§ Input rows
_ _ _ _ _ _ _
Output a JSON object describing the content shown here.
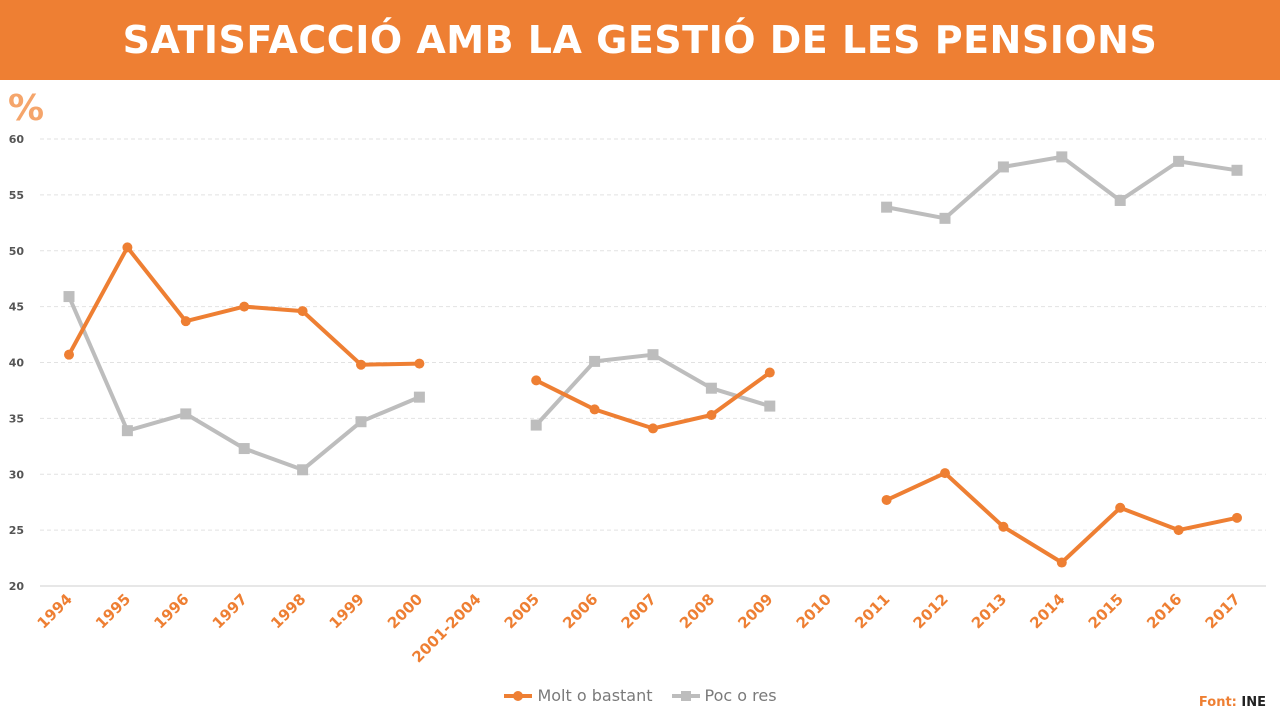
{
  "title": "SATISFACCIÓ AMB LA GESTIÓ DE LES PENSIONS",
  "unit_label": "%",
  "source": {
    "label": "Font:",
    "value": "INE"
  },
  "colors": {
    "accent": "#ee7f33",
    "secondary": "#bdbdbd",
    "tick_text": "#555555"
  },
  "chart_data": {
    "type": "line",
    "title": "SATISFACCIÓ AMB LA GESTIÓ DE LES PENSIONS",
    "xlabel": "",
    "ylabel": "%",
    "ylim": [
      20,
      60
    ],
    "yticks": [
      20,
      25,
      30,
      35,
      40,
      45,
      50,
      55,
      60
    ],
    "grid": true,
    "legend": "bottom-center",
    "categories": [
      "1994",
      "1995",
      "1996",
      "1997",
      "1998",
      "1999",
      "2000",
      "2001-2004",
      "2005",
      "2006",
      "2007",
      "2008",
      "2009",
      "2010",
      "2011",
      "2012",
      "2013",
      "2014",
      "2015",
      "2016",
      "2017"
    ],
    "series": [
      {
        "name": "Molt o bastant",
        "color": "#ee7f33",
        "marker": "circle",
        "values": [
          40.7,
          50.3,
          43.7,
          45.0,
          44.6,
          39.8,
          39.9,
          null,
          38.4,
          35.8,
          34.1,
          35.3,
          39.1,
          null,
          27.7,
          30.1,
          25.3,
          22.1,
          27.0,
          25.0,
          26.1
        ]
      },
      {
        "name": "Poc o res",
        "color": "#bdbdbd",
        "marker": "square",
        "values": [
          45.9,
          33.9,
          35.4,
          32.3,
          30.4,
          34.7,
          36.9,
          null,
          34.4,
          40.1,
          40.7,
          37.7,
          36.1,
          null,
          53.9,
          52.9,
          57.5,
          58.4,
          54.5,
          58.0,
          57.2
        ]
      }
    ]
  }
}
_ _ _ _ _ _ _
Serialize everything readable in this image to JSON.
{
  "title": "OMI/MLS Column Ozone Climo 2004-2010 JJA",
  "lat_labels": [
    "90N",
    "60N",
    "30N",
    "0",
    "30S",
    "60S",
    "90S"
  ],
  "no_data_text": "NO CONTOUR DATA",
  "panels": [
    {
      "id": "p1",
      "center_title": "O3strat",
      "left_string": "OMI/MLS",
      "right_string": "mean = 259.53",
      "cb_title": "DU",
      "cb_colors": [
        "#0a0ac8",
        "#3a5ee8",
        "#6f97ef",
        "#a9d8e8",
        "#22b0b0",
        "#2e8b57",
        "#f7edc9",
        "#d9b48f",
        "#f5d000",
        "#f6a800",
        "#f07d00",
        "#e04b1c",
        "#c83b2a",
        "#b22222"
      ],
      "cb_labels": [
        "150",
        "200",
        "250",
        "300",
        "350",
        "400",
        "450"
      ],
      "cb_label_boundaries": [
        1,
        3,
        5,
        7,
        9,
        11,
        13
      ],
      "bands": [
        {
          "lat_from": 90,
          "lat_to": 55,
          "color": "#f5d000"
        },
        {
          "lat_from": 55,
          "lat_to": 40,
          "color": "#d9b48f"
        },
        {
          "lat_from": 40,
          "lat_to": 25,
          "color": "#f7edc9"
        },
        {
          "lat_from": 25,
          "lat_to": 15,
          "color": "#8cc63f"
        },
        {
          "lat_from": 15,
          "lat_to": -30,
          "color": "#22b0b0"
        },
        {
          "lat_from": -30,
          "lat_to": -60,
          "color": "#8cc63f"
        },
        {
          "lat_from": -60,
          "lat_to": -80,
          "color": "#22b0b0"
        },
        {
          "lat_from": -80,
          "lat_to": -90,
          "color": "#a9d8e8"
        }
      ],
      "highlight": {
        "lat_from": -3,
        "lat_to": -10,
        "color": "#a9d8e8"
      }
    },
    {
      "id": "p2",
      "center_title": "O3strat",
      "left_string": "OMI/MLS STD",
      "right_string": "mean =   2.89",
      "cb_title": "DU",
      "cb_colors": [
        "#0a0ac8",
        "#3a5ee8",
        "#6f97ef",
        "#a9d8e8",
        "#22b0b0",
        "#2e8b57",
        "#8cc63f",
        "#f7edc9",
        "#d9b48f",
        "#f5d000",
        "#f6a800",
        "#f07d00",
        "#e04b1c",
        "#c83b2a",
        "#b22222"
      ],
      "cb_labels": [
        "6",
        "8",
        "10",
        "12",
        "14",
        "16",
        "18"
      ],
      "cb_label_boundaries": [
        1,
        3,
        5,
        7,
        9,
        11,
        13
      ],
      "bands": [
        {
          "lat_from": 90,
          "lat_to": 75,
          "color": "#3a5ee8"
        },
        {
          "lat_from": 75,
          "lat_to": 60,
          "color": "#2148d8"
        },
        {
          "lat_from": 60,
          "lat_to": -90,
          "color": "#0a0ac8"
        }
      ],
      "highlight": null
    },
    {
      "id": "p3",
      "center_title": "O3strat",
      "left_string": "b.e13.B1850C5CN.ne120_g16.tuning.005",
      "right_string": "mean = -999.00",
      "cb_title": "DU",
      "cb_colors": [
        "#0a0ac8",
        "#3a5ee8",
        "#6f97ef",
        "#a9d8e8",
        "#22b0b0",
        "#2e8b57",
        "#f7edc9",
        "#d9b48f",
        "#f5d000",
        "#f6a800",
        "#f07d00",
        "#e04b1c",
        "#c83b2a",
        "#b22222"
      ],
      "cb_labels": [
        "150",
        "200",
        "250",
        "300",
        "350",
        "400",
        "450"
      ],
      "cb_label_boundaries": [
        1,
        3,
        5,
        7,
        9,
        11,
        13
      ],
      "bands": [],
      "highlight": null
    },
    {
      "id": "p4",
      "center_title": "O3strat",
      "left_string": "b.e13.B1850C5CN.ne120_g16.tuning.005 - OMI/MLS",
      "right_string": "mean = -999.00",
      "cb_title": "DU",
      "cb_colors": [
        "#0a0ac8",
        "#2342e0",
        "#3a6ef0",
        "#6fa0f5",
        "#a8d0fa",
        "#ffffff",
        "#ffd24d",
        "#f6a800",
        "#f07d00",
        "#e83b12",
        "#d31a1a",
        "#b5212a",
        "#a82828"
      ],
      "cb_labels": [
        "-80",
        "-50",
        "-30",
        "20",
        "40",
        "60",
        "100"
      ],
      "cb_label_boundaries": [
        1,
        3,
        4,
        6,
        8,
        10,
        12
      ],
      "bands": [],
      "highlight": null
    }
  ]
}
_ _ _ _ _ _ _
§ Goal
Check each line of the records for "JSON" and copy the ones that contain it.

§ Exercise output
Output a JSON object describing the content shown here.
Serialize everything readable in this image to JSON.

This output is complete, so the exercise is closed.